# TASK DESCRIPTION
Format every line of the records below as a JSON list of strings, one string per line, with blank lines dropped. Leave out the picture lines.

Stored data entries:
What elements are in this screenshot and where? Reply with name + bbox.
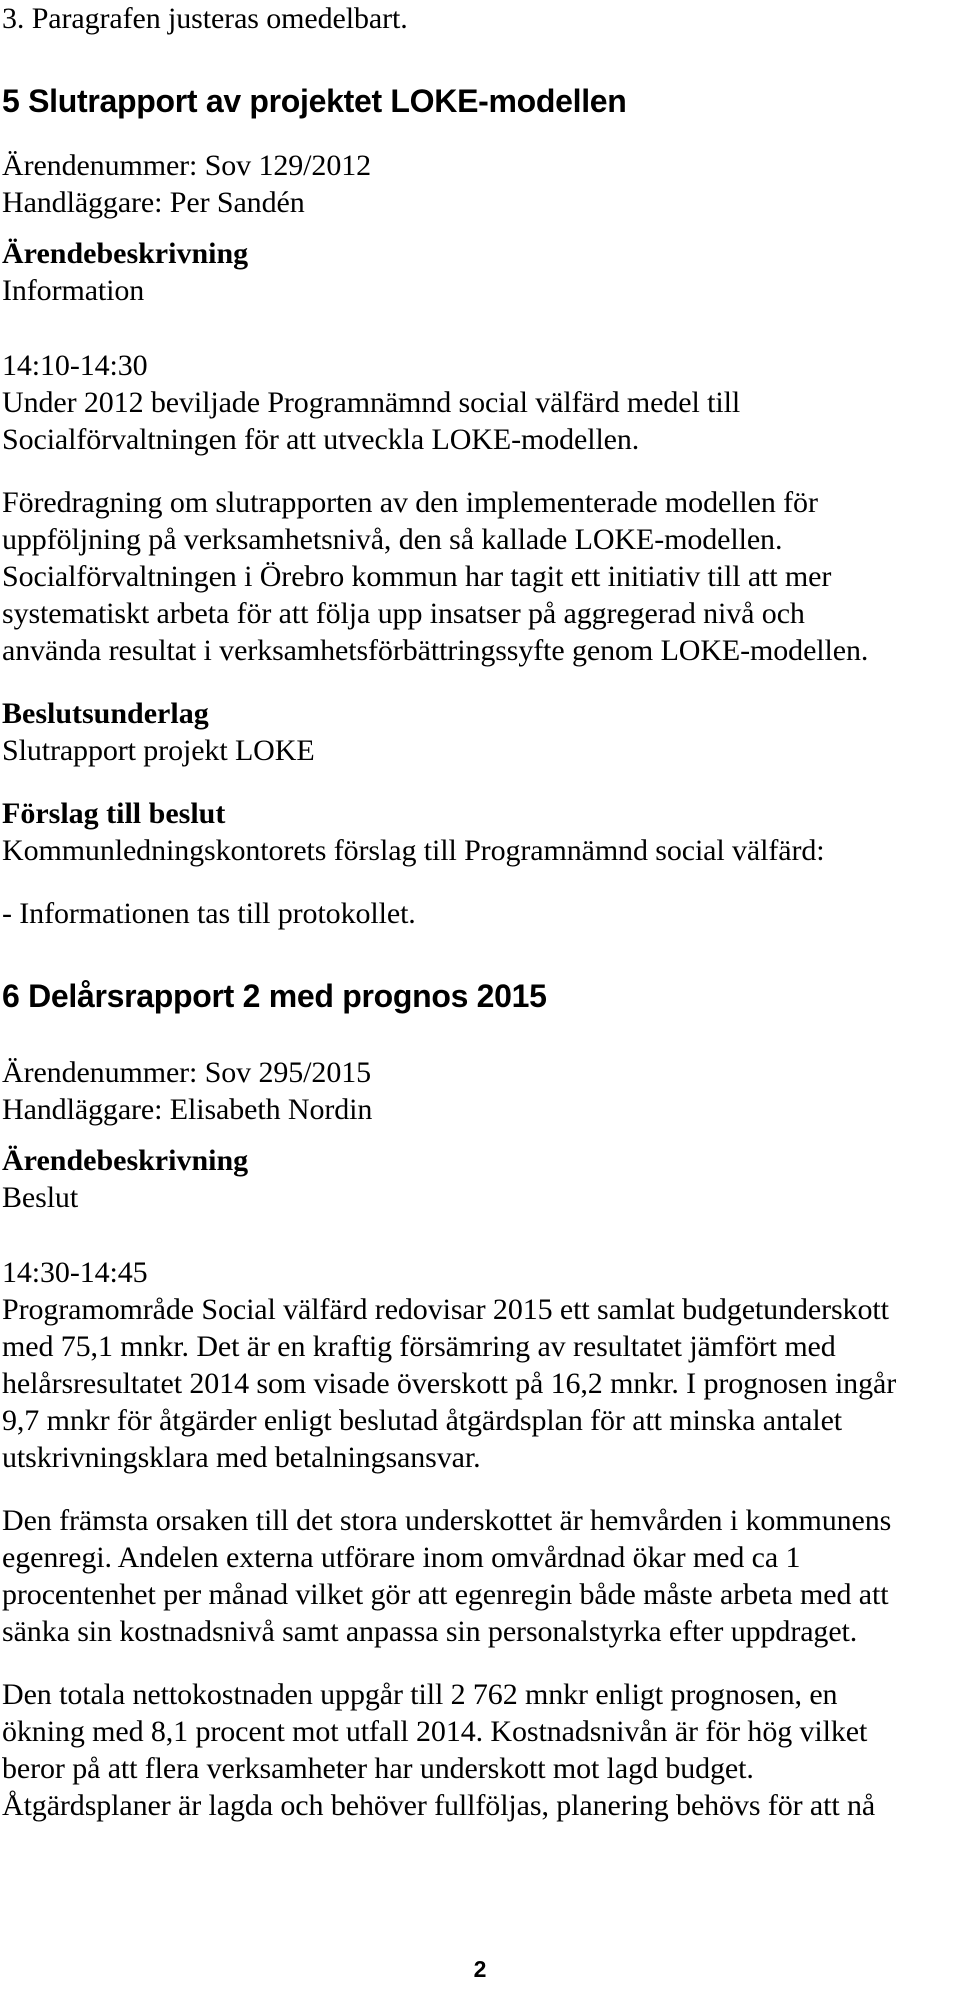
proposal-intro-5: Kommunledningskontorets förslag till Pro… xyxy=(2,834,825,867)
body-paragraph-5-1: Under 2012 beviljade Programnämnd social… xyxy=(2,386,741,456)
description-label-6: Ärendebeskrivning xyxy=(2,1144,249,1177)
body-paragraph-6-1: Programområde Social välfärd redovisar 2… xyxy=(2,1293,897,1474)
body-paragraph-6-2: Den främsta orsaken till det stora under… xyxy=(2,1504,892,1648)
description-type-6: Beslut xyxy=(2,1181,79,1214)
proposal-label-5: Förslag till beslut xyxy=(2,797,226,830)
handler-6: Handläggare: Elisabeth Nordin xyxy=(2,1093,373,1126)
basis-text-5: Slutrapport projekt LOKE xyxy=(2,734,315,767)
body-paragraph-6-3: Den totala nettokostnaden uppgår till 2 … xyxy=(2,1678,876,1822)
document-page: 3. Paragrafen justeras omedelbart. 5 Slu… xyxy=(0,0,960,1996)
case-number-6: Ärendenummer: Sov 295/2015 xyxy=(2,1056,372,1089)
case-number-5: Ärendenummer: Sov 129/2012 xyxy=(2,149,372,182)
handler-5: Handläggare: Per Sandén xyxy=(2,186,305,219)
page-number: 2 xyxy=(473,1956,487,1982)
basis-label-5: Beslutsunderlag xyxy=(2,697,209,730)
page-footer: 2 xyxy=(0,1956,960,1982)
continuation-line: 3. Paragrafen justeras omedelbart. xyxy=(2,2,408,35)
description-label-5: Ärendebeskrivning xyxy=(2,237,249,270)
time-6: 14:30-14:45 xyxy=(2,1256,148,1289)
description-type-5: Information xyxy=(2,274,145,307)
item-heading-6: 6 Delårsrapport 2 med prognos 2015 xyxy=(2,978,547,1014)
time-5: 14:10-14:30 xyxy=(2,349,148,382)
item-heading-5: 5 Slutrapport av projektet LOKE-modellen xyxy=(2,83,627,119)
body-paragraph-5-2: Föredragning om slutrapporten av den imp… xyxy=(2,486,869,667)
proposal-point-5-1: - Informationen tas till protokollet. xyxy=(2,897,416,930)
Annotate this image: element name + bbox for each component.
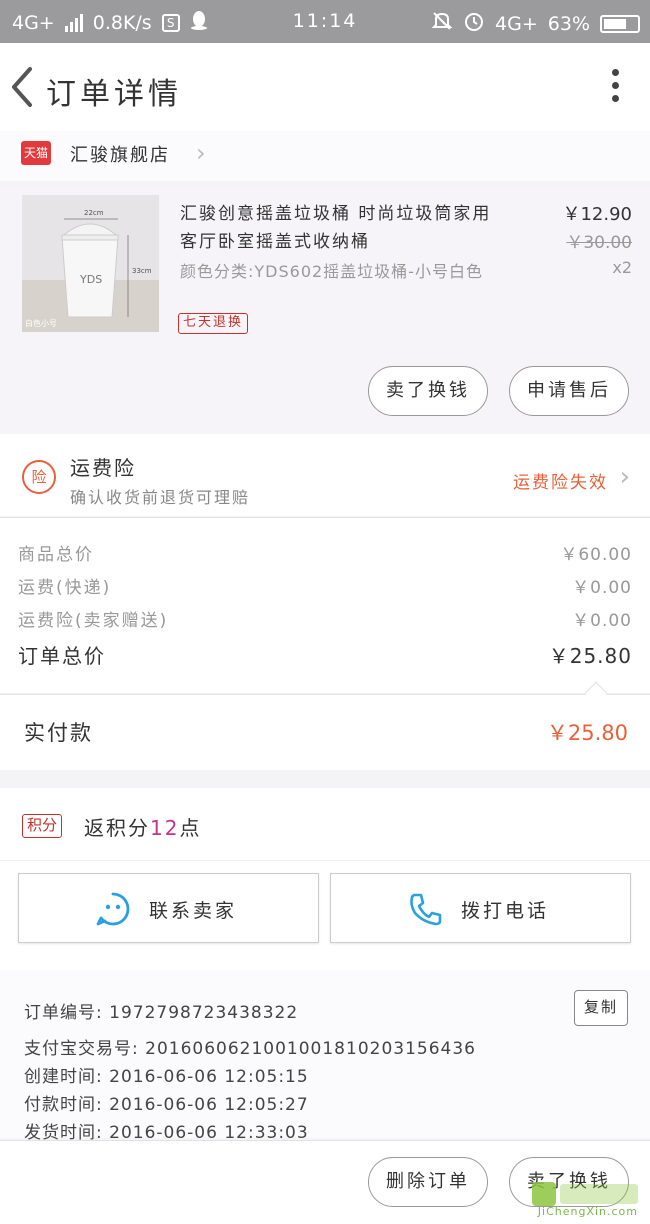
nav-bar: 订单详情 (0, 43, 650, 131)
cost-row-order-total: 订单总价 ￥25.80 (18, 640, 632, 670)
points-count: 12 (150, 816, 180, 840)
product-sku: 颜色分类:YDS602摇盖垃圾桶-小号白色 (180, 262, 483, 281)
more-button[interactable] (610, 69, 620, 105)
points-prefix: 返积分 (84, 816, 150, 840)
product-quantity: x2 (612, 258, 632, 277)
cost-label: 订单总价 (18, 644, 106, 668)
image-height-label: 33cm (132, 267, 152, 275)
call-phone-label: 拨打电话 (461, 900, 550, 922)
points-suffix: 点 (179, 816, 202, 840)
battery-percent: 63% (547, 12, 590, 35)
cost-value: ￥0.00 (572, 578, 632, 598)
insurance-subtitle: 确认收货前退货可理赔 (70, 488, 251, 507)
cost-value: ￥25.80 (548, 644, 632, 668)
seven-day-return-badge: 七天退换 (178, 313, 249, 334)
cost-label: 运费(快递) (18, 578, 112, 598)
more-dot (611, 69, 619, 76)
points-row: 积分 返积分12点 (0, 788, 650, 860)
shipping-insurance-row[interactable]: 险 运费险 确认收货前退货可理赔 运费险失效 › (0, 434, 650, 516)
image-width-label: 22cm (84, 209, 104, 217)
contact-seller-label: 联系卖家 (149, 900, 238, 922)
insurance-title: 运费险 (70, 456, 136, 480)
sell-button[interactable]: 卖了换钱 (368, 366, 488, 416)
cost-breakdown: 商品总价 ￥60.00 运费(快递) ￥0.00 运费险(卖家赠送) ￥0.00… (0, 517, 650, 693)
cost-value: ￥0.00 (572, 611, 632, 631)
cost-row-goods: 商品总价 ￥60.00 (18, 540, 632, 570)
after-sale-button[interactable]: 申请售后 (509, 366, 629, 416)
chevron-right-icon: › (619, 462, 630, 492)
insurance-icon: 险 (22, 460, 56, 494)
image-caption: 白色小号 (25, 319, 57, 328)
cost-value: ￥60.00 (560, 545, 632, 565)
product-title[interactable]: 汇骏创意摇盖垃圾桶 时尚垃圾筒家用客厅卧室摇盖式收纳桶 (180, 200, 510, 256)
product-original-price: ￥30.00 (566, 233, 632, 253)
paid-time: 付款时间: 2016-06-06 12:05:27 (24, 1095, 309, 1115)
insurance-status: 运费险失效 (513, 473, 608, 493)
cost-row-shipping: 运费(快递) ￥0.00 (18, 573, 632, 603)
contact-row: 联系卖家 拨打电话 (0, 860, 650, 970)
order-number: 订单编号: 1972798723438322 (24, 1003, 299, 1023)
back-button[interactable] (8, 65, 38, 109)
order-item: YDS 22cm 33cm 白色小号 汇骏创意摇盖垃圾桶 时尚垃圾筒家用客厅卧室… (0, 186, 650, 432)
status-right: 4G+ 63% (431, 10, 640, 37)
watermark-text: JiChengXin.com (537, 1205, 638, 1218)
phone-icon (410, 893, 442, 926)
cost-row-insurance: 运费险(卖家赠送) ￥0.00 (18, 606, 632, 636)
cost-label: 运费险(卖家赠送) (18, 611, 169, 631)
created-time: 创建时间: 2016-06-06 12:05:15 (24, 1067, 309, 1087)
shop-name: 汇骏旗舰店 (70, 145, 170, 166)
chevron-right-icon: › (196, 139, 206, 167)
mute-icon (431, 10, 453, 37)
status-bar: 4G+ 0.8K/s S 11:14 4G+ 63% (0, 0, 650, 43)
cost-label: 商品总价 (18, 545, 94, 565)
battery-icon (600, 14, 640, 33)
image-brand-label: YDS (80, 273, 103, 286)
contact-seller-button[interactable]: 联系卖家 (18, 873, 319, 943)
alipay-trade-number: 支付宝交易号: 2016060621001001810203156436 (24, 1039, 476, 1059)
amount-paid-row: 实付款 ￥25.80 (0, 681, 650, 770)
amount-paid-label: 实付款 (24, 721, 93, 745)
network-type-right: 4G+ (495, 12, 538, 35)
tmall-logo: 天猫 (21, 141, 51, 165)
points-text: 返积分12点 (84, 812, 201, 841)
watermark-logo: JiChengXin.com (526, 1180, 644, 1220)
chat-bubble-icon (96, 892, 130, 926)
more-dot (611, 95, 619, 102)
back-arrow-icon (12, 67, 32, 107)
alarm-icon (463, 10, 485, 37)
delete-order-button[interactable]: 删除订单 (368, 1157, 488, 1207)
shop-row[interactable]: 天猫 汇骏旗舰店 › (0, 131, 650, 181)
order-info: 订单编号: 1972798723438322 复制 支付宝交易号: 201606… (0, 970, 650, 1143)
page-title: 订单详情 (46, 77, 182, 112)
product-price: ￥12.90 (562, 204, 632, 225)
more-dot (611, 82, 619, 89)
copy-button[interactable]: 复制 (574, 990, 628, 1026)
amount-paid-value: ￥25.80 (546, 721, 628, 745)
points-badge: 积分 (22, 814, 63, 838)
call-phone-button[interactable]: 拨打电话 (330, 873, 631, 943)
product-image[interactable]: YDS 22cm 33cm 白色小号 (22, 195, 159, 332)
bottom-action-bar: 删除订单 卖了换钱 JiChengXin.com (0, 1140, 650, 1224)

# SOLUTION TO THIS EXERCISE
[
  "What elements are in this screenshot and where? Reply with name + bbox.",
  "proposal-intro-5: Kommunledningskontorets förslag till Pro… xyxy=(2,834,825,867)",
  "body-paragraph-5-1: Under 2012 beviljade Programnämnd social… xyxy=(2,386,741,456)",
  "description-label-6: Ärendebeskrivning xyxy=(2,1144,249,1177)",
  "body-paragraph-6-1: Programområde Social välfärd redovisar 2… xyxy=(2,1293,897,1474)",
  "body-paragraph-6-2: Den främsta orsaken till det stora under… xyxy=(2,1504,892,1648)",
  "description-type-6: Beslut xyxy=(2,1181,79,1214)",
  "proposal-label-5: Förslag till beslut xyxy=(2,797,226,830)",
  "handler-6: Handläggare: Elisabeth Nordin xyxy=(2,1093,373,1126)",
  "basis-text-5: Slutrapport projekt LOKE xyxy=(2,734,315,767)",
  "body-paragraph-6-3: Den totala nettokostnaden uppgår till 2 … xyxy=(2,1678,876,1822)",
  "document-page: 3. Paragrafen justeras omedelbart. 5 Slu… xyxy=(0,0,960,1996)",
  "case-number-6: Ärendenummer: Sov 295/2015 xyxy=(2,1056,372,1089)",
  "case-number-5: Ärendenummer: Sov 129/2012 xyxy=(2,149,372,182)",
  "handler-5: Handläggare: Per Sandén xyxy=(2,186,305,219)",
  "page-number: 2 xyxy=(473,1956,487,1982)",
  "basis-label-5: Beslutsunderlag xyxy=(2,697,209,730)",
  "page-footer: 2 xyxy=(0,1956,960,1982)",
  "continuation-line: 3. Paragrafen justeras omedelbart. xyxy=(2,2,408,35)",
  "description-label-5: Ärendebeskrivning xyxy=(2,237,249,270)",
  "time-6: 14:30-14:45 xyxy=(2,1256,148,1289)",
  "description-type-5: Information xyxy=(2,274,145,307)",
  "item-heading-6: 6 Delårsrapport 2 med prognos 2015 xyxy=(2,978,547,1014)",
  "time-5: 14:10-14:30 xyxy=(2,349,148,382)",
  "item-heading-5: 5 Slutrapport av projektet LOKE-modellen xyxy=(2,83,627,119)",
  "body-paragraph-5-2: Föredragning om slutrapporten av den imp… xyxy=(2,486,869,667)",
  "proposal-point-5-1: - Informationen tas till protokollet. xyxy=(2,897,416,930)",
  "Annotate this image: element name + bbox for each component.",
  "nav-bar: 订单详情 (0, 43, 650, 131)",
  "cost-row-order-total: 订单总价 ￥25.80 (18, 640, 632, 670)",
  "points-count: 12 (150, 816, 180, 840)",
  "product-sku: 颜色分类:YDS602摇盖垃圾桶-小号白色 (180, 262, 483, 281)",
  "more-button[interactable] (610, 69, 620, 105)",
  "points-prefix: 返积分 (84, 816, 150, 840)",
  "product-quantity: x2 (612, 258, 632, 277)",
  "cost-label: 订单总价 (18, 644, 106, 668)",
  "image-height-label: 33cm (132, 267, 152, 275)",
  "call-phone-label: 拨打电话 (461, 900, 550, 922)",
  "points-suffix: 点 (179, 816, 202, 840)",
  "battery-percent: 63% (547, 12, 590, 35)",
  "cost-value: ￥0.00 (572, 578, 632, 598)",
  "insurance-subtitle: 确认收货前退货可理赔 (70, 488, 251, 507)",
  "cost-value: ￥25.80 (548, 644, 632, 668)",
  "seven-day-return-badge: 七天退换 (178, 313, 249, 334)",
  "cost-label: 运费(快递) (18, 578, 112, 598)",
  "more-dot (611, 69, 619, 76)",
  "points-row: 积分 返积分12点 (0, 788, 650, 860)",
  "shipping-insurance-row[interactable]: 险 运费险 确认收货前退货可理赔 运费险失效 › (0, 434, 650, 516)",
  "image-width-label: 22cm (84, 209, 104, 217)",
  "contact-seller-label: 联系卖家 (149, 900, 238, 922)",
  "insurance-title: 运费险 (70, 456, 136, 480)",
  "sell-button[interactable]: 卖了换钱 (368, 366, 488, 416)",
  "cost-breakdown: 商品总价 ￥60.00 运费(快递) ￥0.00 运费险(卖家赠送) ￥0.00… (0, 517, 650, 693)",
  "cost-value: ￥0.00 (572, 611, 632, 631)",
  "cost-row-goods: 商品总价 ￥60.00 (18, 540, 632, 570)",
  "after-sale-button[interactable]: 申请售后 (509, 366, 629, 416)",
  "chevron-right-icon: › (619, 462, 630, 492)",
  "insurance-icon: 险 (22, 460, 56, 494)",
  "image-caption: 白色小号 (25, 319, 57, 328)",
  "cost-value: ￥60.00 (560, 545, 632, 565)",
  "product-title[interactable]: 汇骏创意摇盖垃圾桶 时尚垃圾筒家用客厅卧室摇盖式收纳桶 (180, 200, 510, 256)",
  "product-original-price: ￥30.00 (566, 233, 632, 253)",
  "paid-time: 付款时间: 2016-06-06 12:05:27 (24, 1095, 309, 1115)",
  "insurance-status: 运费险失效 (513, 473, 608, 493)",
  "cost-row-shipping: 运费(快递) ￥0.00 (18, 573, 632, 603)",
  "contact-row: 联系卖家 拨打电话 (0, 860, 650, 970)",
  "order-number: 订单编号: 1972798723438322 (24, 1003, 299, 1023)",
  "back-button[interactable] (8, 65, 38, 109)",
  "order-item: YDS 22cm 33cm 白色小号 汇骏创意摇盖垃圾桶 时尚垃圾筒家用客厅卧室… (0, 186, 650, 432)",
  "status-right: 4G+ 63% (431, 10, 640, 37)",
  "watermark-text: JiChengXin.com (537, 1205, 638, 1218)",
  "phone-icon (410, 893, 442, 926)",
  "cost-row-insurance: 运费险(卖家赠送) ￥0.00 (18, 606, 632, 636)",
  "cost-label: 运费险(卖家赠送) (18, 611, 169, 631)",
  "created-time: 创建时间: 2016-06-06 12:05:15 (24, 1067, 309, 1087)",
  "shop-name: 汇骏旗舰店 (70, 145, 170, 166)",
  "chevron-right-icon: › (196, 139, 206, 167)",
  "mute-icon (431, 10, 453, 37)",
  "status-bar: 4G+ 0.8K/s S 11:14 4G+ 63% (0, 0, 650, 43)",
  "cost-label: 商品总价 (18, 545, 94, 565)",
  "battery-icon (600, 14, 640, 33)",
  "image-brand-label: YDS (80, 273, 103, 286)",
  "contact-seller-button[interactable]: 联系卖家 (18, 873, 319, 943)",
  "alipay-trade-number: 支付宝交易号: 2016060621001001810203156436 (24, 1039, 476, 1059)",
  "amount-paid-row: 实付款 ￥25.80 (0, 681, 650, 770)",
  "amount-paid-label: 实付款 (24, 721, 93, 745)",
  "network-type-right: 4G+ (495, 12, 538, 35)",
  "tmall-logo: 天猫 (21, 141, 51, 165)",
  "points-text: 返积分12点 (84, 812, 201, 841)",
  "watermark-logo: JiChengXin.com (526, 1180, 644, 1220)",
  "chat-bubble-icon (96, 892, 130, 926)",
  "more-dot (611, 95, 619, 102)",
  "back-arrow-icon (12, 67, 32, 107)",
  "alarm-icon (463, 10, 485, 37)",
  "delete-order-button[interactable]: 删除订单 (368, 1157, 488, 1207)",
  "shop-row[interactable]: 天猫 汇骏旗舰店 › (0, 131, 650, 181)",
  "order-info: 订单编号: 1972798723438322 复制 支付宝交易号: 201606… (0, 970, 650, 1143)",
  "page-title: 订单详情 (46, 77, 182, 112)",
  "product-price: ￥12.90 (562, 204, 632, 225)",
  "more-dot (611, 82, 619, 89)",
  "copy-button[interactable]: 复制 (574, 990, 628, 1026)",
  "amount-paid-value: ￥25.80 (546, 721, 628, 745)",
  "points-badge: 积分 (22, 814, 63, 838)",
  "call-phone-button[interactable]: 拨打电话 (330, 873, 631, 943)",
  "product-image[interactable]: YDS 22cm 33cm 白色小号 (22, 195, 159, 332)",
  "bottom-action-bar: 删除订单 卖了换钱 JiChengXin.com (0, 1140, 650, 1224)"
]